Set task: What is the number of lines containing the string "this"? Answer with the number only.

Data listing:
◆ ◆ ◆ ◆ ◆
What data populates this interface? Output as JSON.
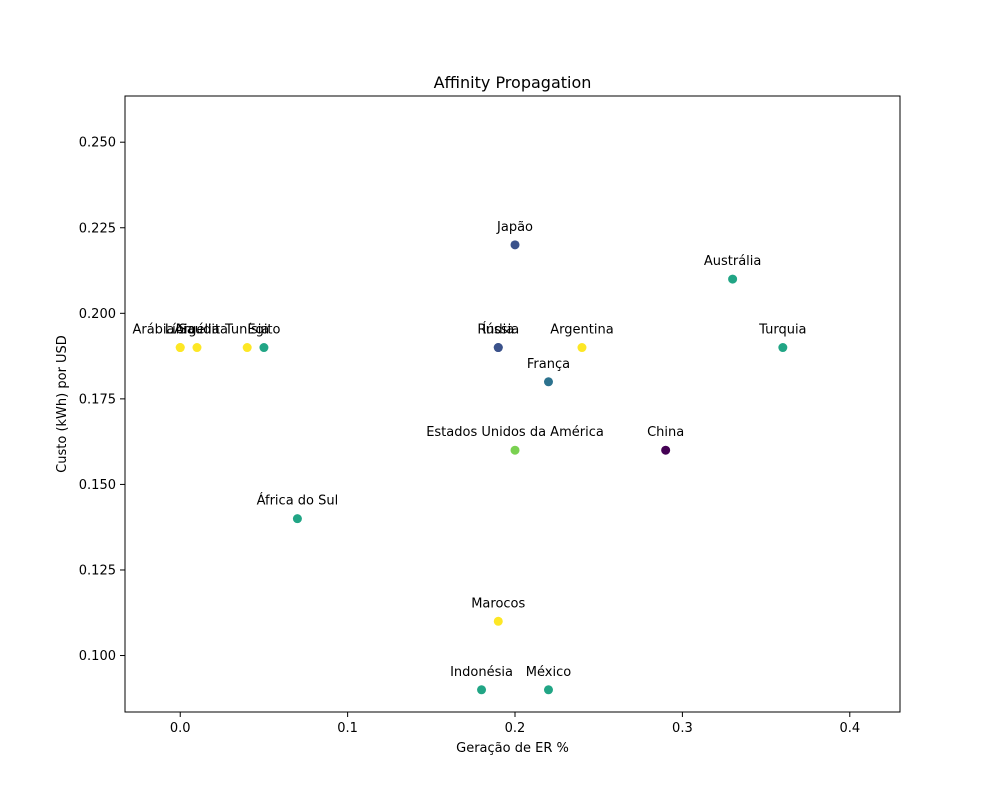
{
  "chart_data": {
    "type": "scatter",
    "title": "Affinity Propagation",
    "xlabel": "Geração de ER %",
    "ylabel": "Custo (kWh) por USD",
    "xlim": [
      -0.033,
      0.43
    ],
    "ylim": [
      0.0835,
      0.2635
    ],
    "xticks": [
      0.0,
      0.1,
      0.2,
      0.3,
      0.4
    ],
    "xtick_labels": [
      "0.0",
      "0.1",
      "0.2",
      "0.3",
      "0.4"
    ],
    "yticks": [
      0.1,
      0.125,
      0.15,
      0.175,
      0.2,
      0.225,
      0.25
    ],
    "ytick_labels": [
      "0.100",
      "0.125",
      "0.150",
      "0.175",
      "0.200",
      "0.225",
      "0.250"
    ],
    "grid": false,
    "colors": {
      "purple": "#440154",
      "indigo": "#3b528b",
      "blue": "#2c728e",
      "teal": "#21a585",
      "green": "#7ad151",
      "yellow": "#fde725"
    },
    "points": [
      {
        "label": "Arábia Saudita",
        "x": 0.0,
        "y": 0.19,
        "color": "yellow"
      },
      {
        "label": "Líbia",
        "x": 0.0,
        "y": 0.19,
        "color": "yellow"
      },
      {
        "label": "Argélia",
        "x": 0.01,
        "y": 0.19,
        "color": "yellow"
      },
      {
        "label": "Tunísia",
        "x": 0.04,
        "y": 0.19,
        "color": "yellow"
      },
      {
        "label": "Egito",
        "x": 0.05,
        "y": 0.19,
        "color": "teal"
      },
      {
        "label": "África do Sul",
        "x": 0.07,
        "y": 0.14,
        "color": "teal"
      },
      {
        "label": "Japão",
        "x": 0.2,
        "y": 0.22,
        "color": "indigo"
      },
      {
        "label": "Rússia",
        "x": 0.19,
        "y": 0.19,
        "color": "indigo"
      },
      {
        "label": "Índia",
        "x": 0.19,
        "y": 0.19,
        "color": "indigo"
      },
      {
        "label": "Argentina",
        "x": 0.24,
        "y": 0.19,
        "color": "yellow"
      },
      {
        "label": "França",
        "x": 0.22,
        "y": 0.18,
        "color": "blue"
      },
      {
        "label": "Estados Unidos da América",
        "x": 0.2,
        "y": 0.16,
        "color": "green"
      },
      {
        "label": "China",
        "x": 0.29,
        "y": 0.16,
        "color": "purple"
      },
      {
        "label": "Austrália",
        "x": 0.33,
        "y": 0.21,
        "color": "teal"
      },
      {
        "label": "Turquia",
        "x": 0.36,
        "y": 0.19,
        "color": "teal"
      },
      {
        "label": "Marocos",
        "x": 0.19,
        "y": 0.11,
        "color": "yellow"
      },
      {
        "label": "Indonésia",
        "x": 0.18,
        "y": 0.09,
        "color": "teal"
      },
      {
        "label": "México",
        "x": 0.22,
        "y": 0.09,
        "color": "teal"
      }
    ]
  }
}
◆ ◆ ◆ ◆ ◆
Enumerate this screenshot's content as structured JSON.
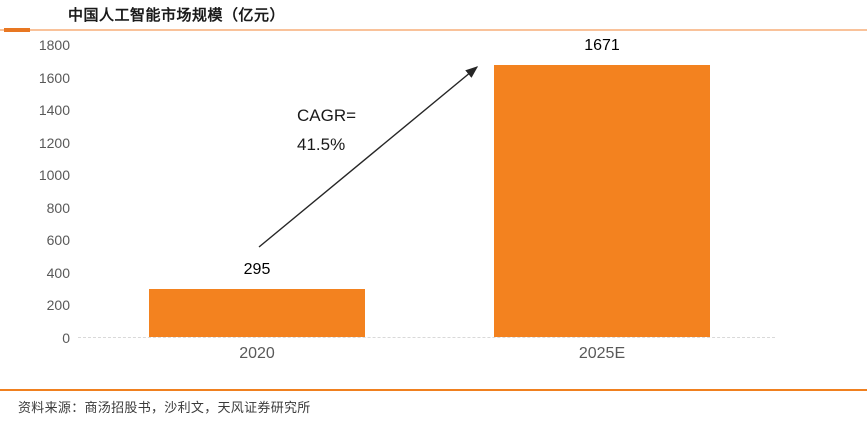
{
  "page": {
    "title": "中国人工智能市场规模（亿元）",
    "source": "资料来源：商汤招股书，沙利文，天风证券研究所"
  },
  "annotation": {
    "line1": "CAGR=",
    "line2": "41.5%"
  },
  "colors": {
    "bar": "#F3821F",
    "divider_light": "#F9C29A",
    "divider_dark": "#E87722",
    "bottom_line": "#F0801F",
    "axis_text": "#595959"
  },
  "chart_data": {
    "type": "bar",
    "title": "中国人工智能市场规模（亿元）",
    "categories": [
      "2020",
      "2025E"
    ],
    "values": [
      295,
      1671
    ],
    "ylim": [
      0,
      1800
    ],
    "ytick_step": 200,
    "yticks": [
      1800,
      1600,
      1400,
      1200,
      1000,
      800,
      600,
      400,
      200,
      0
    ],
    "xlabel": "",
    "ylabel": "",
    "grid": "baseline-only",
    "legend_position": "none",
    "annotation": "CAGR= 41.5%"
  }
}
◆ ◆ ◆ ◆ ◆
Response: 2